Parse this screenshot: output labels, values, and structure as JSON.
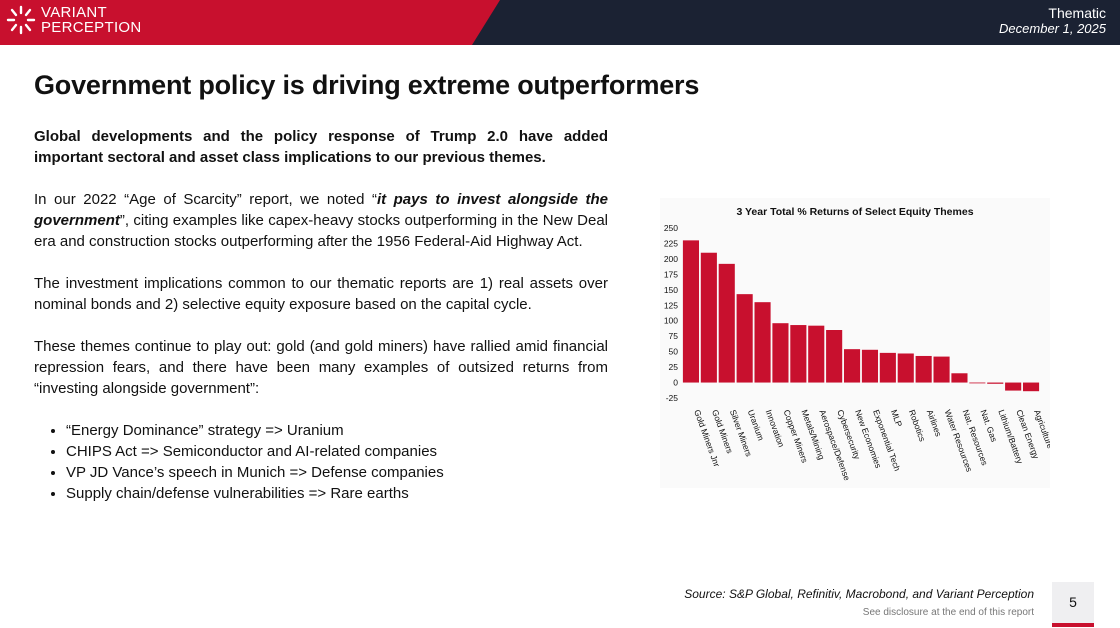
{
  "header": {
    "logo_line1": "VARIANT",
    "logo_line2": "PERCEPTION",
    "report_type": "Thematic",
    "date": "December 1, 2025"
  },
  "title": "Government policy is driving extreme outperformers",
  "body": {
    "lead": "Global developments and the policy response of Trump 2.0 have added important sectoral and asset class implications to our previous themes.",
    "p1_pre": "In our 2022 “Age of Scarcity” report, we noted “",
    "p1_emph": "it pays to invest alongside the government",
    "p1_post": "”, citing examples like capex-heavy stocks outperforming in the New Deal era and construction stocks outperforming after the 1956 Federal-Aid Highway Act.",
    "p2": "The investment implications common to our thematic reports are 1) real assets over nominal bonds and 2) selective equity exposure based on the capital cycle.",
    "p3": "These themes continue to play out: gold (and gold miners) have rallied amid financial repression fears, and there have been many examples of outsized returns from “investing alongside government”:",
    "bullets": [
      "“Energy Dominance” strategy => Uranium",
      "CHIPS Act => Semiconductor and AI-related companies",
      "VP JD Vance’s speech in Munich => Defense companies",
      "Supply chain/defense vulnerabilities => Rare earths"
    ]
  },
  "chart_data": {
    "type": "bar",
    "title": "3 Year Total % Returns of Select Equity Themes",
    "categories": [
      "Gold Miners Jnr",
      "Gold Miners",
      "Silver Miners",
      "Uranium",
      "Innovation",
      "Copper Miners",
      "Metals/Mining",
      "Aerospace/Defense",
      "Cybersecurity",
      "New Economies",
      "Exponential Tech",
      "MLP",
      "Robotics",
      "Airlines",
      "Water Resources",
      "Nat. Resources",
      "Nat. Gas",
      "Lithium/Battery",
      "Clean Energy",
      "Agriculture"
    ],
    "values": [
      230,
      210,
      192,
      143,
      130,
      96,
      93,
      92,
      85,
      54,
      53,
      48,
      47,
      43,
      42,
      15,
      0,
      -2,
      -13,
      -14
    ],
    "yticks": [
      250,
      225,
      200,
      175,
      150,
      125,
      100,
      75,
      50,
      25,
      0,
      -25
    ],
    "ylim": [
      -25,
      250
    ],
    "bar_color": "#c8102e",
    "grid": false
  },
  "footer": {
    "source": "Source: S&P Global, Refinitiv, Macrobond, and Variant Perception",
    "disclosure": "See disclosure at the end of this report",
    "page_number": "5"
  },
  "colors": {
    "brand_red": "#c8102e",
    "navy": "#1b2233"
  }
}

┄┄┄┄┄┄

» **What you should do**
Using the data above, say how many lines include "values". No other reply is needed.

» **Answer to this task**
2